Figure record extracts:
* start *
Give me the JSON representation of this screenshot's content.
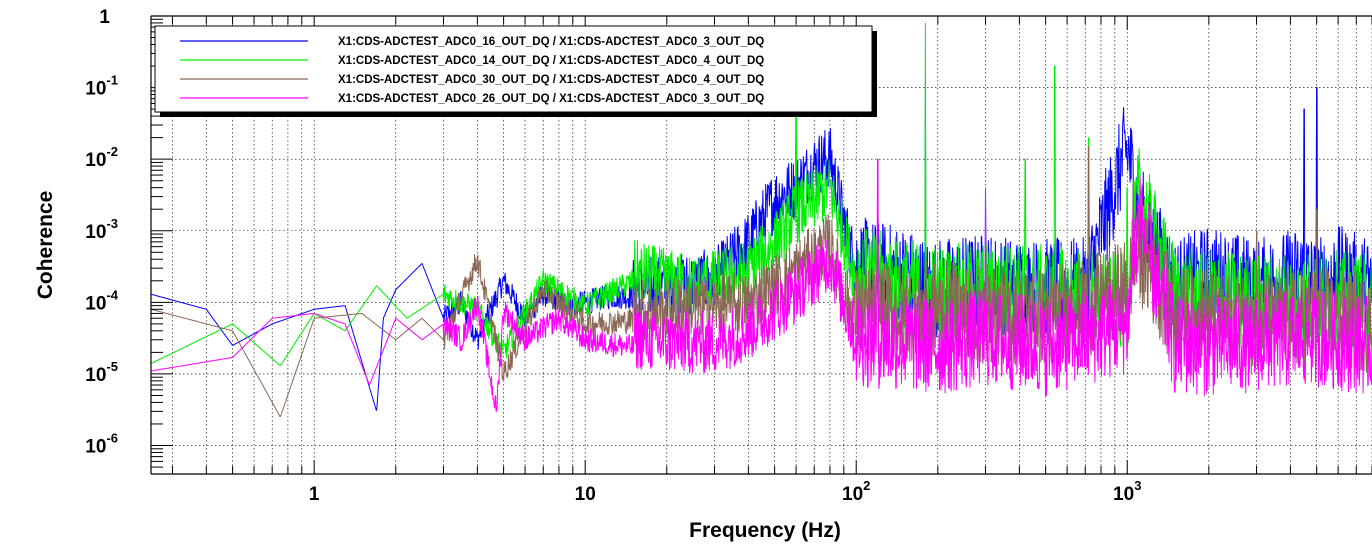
{
  "chart_data": {
    "type": "line",
    "title": "",
    "xlabel": "Frequency (Hz)",
    "ylabel": "Coherence",
    "xscale": "log",
    "yscale": "log",
    "xlim": [
      0.25,
      8000
    ],
    "ylim": [
      4e-07,
      1
    ],
    "grid": true,
    "legend": "top-left",
    "x_ticks": [
      {
        "label": "1",
        "value": 1
      },
      {
        "label": "10",
        "value": 10
      },
      {
        "label": "10",
        "exp": "2",
        "value": 100
      },
      {
        "label": "10",
        "exp": "3",
        "value": 1000
      }
    ],
    "y_ticks": [
      {
        "label": "1",
        "exp": "",
        "value": 1
      },
      {
        "label": "10",
        "exp": "-1",
        "value": 0.1
      },
      {
        "label": "10",
        "exp": "-2",
        "value": 0.01
      },
      {
        "label": "10",
        "exp": "-3",
        "value": 0.001
      },
      {
        "label": "10",
        "exp": "-4",
        "value": 0.0001
      },
      {
        "label": "10",
        "exp": "-5",
        "value": 1e-05
      },
      {
        "label": "10",
        "exp": "-6",
        "value": 1e-06
      }
    ],
    "series": [
      {
        "name": "X1:CDS-ADCTEST_ADC0_16_OUT_DQ / X1:CDS-ADCTEST_ADC0_3_OUT_DQ",
        "color": "#0000ff",
        "x": [
          0.25,
          0.4,
          0.5,
          0.7,
          1.0,
          1.3,
          1.7,
          1.8,
          2.0,
          2.5,
          3.0,
          3.5,
          4.0,
          5.0,
          6.0,
          7.0,
          9.0,
          12,
          20,
          30,
          40,
          50,
          60,
          70,
          80,
          90,
          100,
          150,
          180,
          200,
          300,
          400,
          500,
          700,
          1000,
          1100,
          1500,
          2000,
          3000,
          4500,
          5000,
          6000,
          8000
        ],
        "y": [
          0.00013,
          8e-05,
          2.5e-05,
          5e-05,
          8e-05,
          9e-05,
          3e-06,
          6e-05,
          0.00015,
          0.00035,
          6e-05,
          0.0001,
          3e-05,
          0.0002,
          6e-05,
          0.00013,
          9e-05,
          0.00012,
          0.00012,
          0.00015,
          0.0005,
          0.002,
          0.003,
          0.006,
          0.008,
          0.001,
          0.0002,
          0.00015,
          0.0001,
          0.0001,
          0.00012,
          0.0001,
          0.0001,
          0.0001,
          0.01,
          0.0012,
          0.0001,
          0.00015,
          0.0001,
          0.00015,
          0.0001,
          0.00015,
          0.0001
        ],
        "peaks": [
          [
            60,
            0.015
          ],
          [
            180,
            0.12
          ],
          [
            300,
            0.004
          ],
          [
            1000,
            0.01
          ],
          [
            4500,
            0.05
          ],
          [
            5000,
            0.1
          ]
        ]
      },
      {
        "name": "X1:CDS-ADCTEST_ADC0_14_OUT_DQ / X1:CDS-ADCTEST_ADC0_4_OUT_DQ",
        "color": "#00ee00",
        "x": [
          0.25,
          0.5,
          0.75,
          1.0,
          1.3,
          1.7,
          2.2,
          3.0,
          4.0,
          5.0,
          7.0,
          10,
          15,
          25,
          40,
          50,
          60,
          70,
          80,
          90,
          100,
          200,
          300,
          500,
          700,
          1000,
          1100,
          1500,
          2000,
          3000,
          5000,
          8000
        ],
        "y": [
          1.4e-05,
          5e-05,
          1.3e-05,
          7e-05,
          4e-05,
          0.00017,
          6e-05,
          0.00013,
          8e-05,
          2e-05,
          0.0002,
          9e-05,
          0.0002,
          0.00012,
          0.0002,
          0.0005,
          0.0013,
          0.002,
          0.003,
          0.0006,
          0.00015,
          8e-05,
          9e-05,
          8e-05,
          7e-05,
          6e-05,
          0.002,
          8e-05,
          7e-05,
          6e-05,
          7e-05,
          6e-05
        ],
        "peaks": [
          [
            60,
            0.08
          ],
          [
            180,
            0.8
          ],
          [
            420,
            0.01
          ],
          [
            540,
            0.2
          ],
          [
            720,
            0.02
          ],
          [
            1000,
            0.004
          ]
        ]
      },
      {
        "name": "X1:CDS-ADCTEST_ADC0_30_OUT_DQ / X1:CDS-ADCTEST_ADC0_4_OUT_DQ",
        "color": "#8b6855",
        "x": [
          0.25,
          0.5,
          0.75,
          1.0,
          1.5,
          2.0,
          2.5,
          3.0,
          4.0,
          5.0,
          7.0,
          10,
          20,
          40,
          60,
          80,
          90,
          100,
          200,
          300,
          500,
          700,
          1000,
          1100,
          1500,
          2000,
          3000,
          5000,
          8000
        ],
        "y": [
          8e-05,
          4e-05,
          2.5e-06,
          6e-05,
          7e-05,
          3e-05,
          6e-05,
          3e-05,
          0.0004,
          1e-05,
          0.00015,
          5e-05,
          6e-05,
          7e-05,
          0.0002,
          0.0005,
          0.0001,
          4e-05,
          5e-05,
          4e-05,
          4e-05,
          5e-05,
          0.0001,
          0.0003,
          4e-05,
          4e-05,
          3e-05,
          4e-05,
          3e-05
        ],
        "peaks": [
          [
            720,
            0.015
          ],
          [
            1050,
            0.005
          ],
          [
            3000,
            0.001
          ],
          [
            5000,
            0.002
          ]
        ]
      },
      {
        "name": "X1:CDS-ADCTEST_ADC0_26_OUT_DQ / X1:CDS-ADCTEST_ADC0_3_OUT_DQ",
        "color": "#ff00ff",
        "x": [
          0.25,
          0.5,
          0.7,
          1.0,
          1.3,
          1.6,
          2.0,
          2.5,
          3.0,
          3.5,
          4.0,
          4.7,
          5.0,
          6.0,
          8.0,
          10,
          20,
          30,
          40,
          60,
          80,
          100,
          200,
          300,
          500,
          700,
          1000,
          1100,
          1500,
          2000,
          5000,
          8000
        ],
        "y": [
          1.1e-05,
          1.7e-05,
          6e-05,
          7e-05,
          5e-05,
          7e-06,
          6e-05,
          3e-05,
          5e-05,
          3e-05,
          0.0001,
          3e-06,
          8e-05,
          3e-05,
          6e-05,
          3e-05,
          2e-05,
          2e-05,
          3e-05,
          0.0001,
          0.0003,
          2e-05,
          1.5e-05,
          2e-05,
          1.5e-05,
          2e-05,
          3e-05,
          0.001,
          1.5e-05,
          1.5e-05,
          2e-05,
          1.5e-05
        ],
        "peaks": [
          [
            120,
            0.01
          ],
          [
            300,
            0.004
          ],
          [
            1050,
            0.002
          ]
        ]
      }
    ]
  }
}
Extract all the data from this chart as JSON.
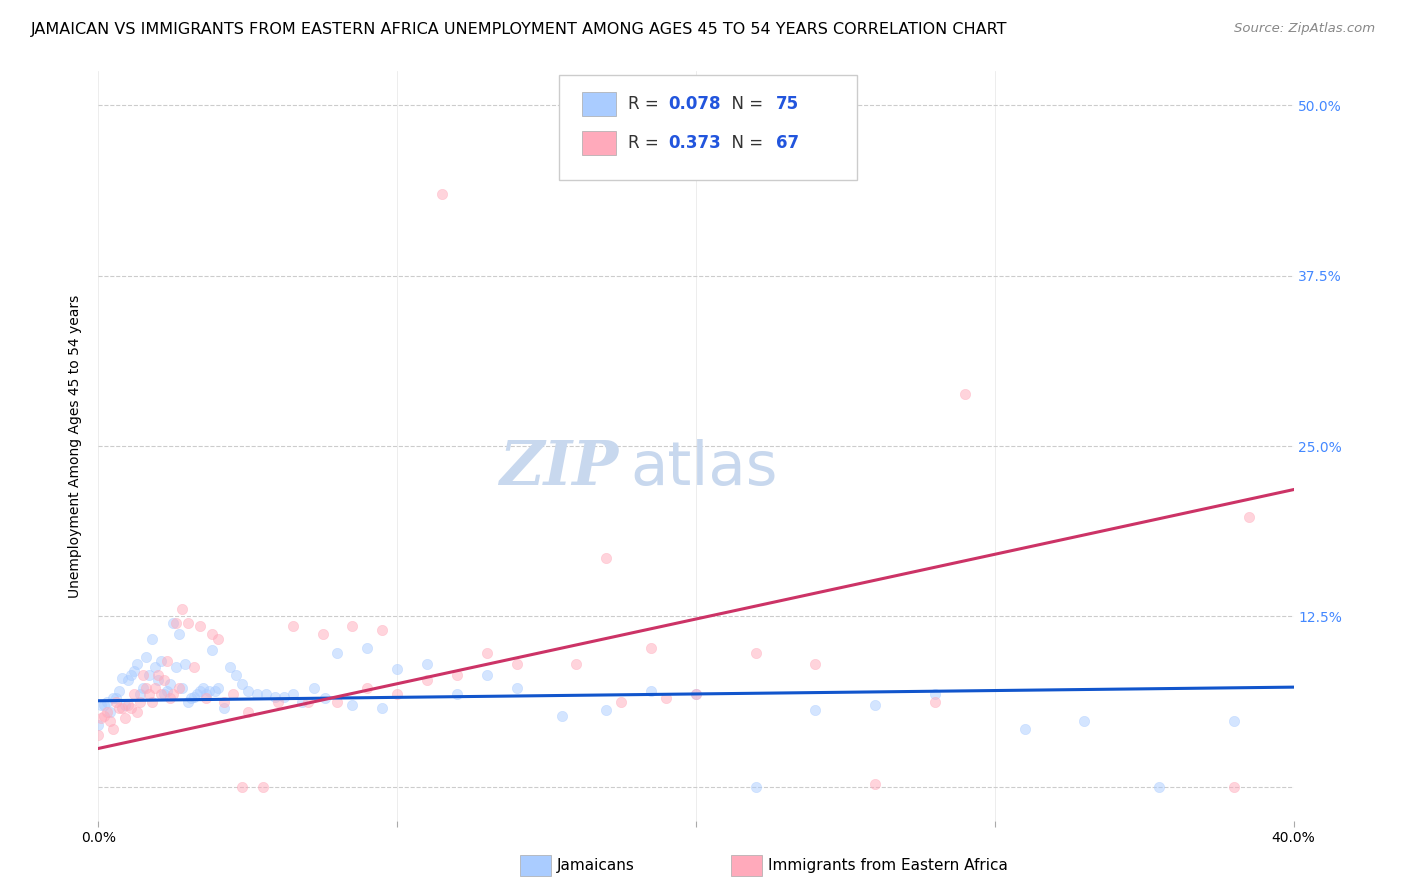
* end *
**Instructions to follow**
Look through the entries above; copy each line where the string "value" appears.

**Result of the task**
        "value": 1
        "value": 10
        "value": 100
        "value": 1000
        "value": 1
        "value": 0.1
        "value": 0.01
        "value": 0.001
        "value": 0.0001
        "value": 1e-05
        "value": 1e-06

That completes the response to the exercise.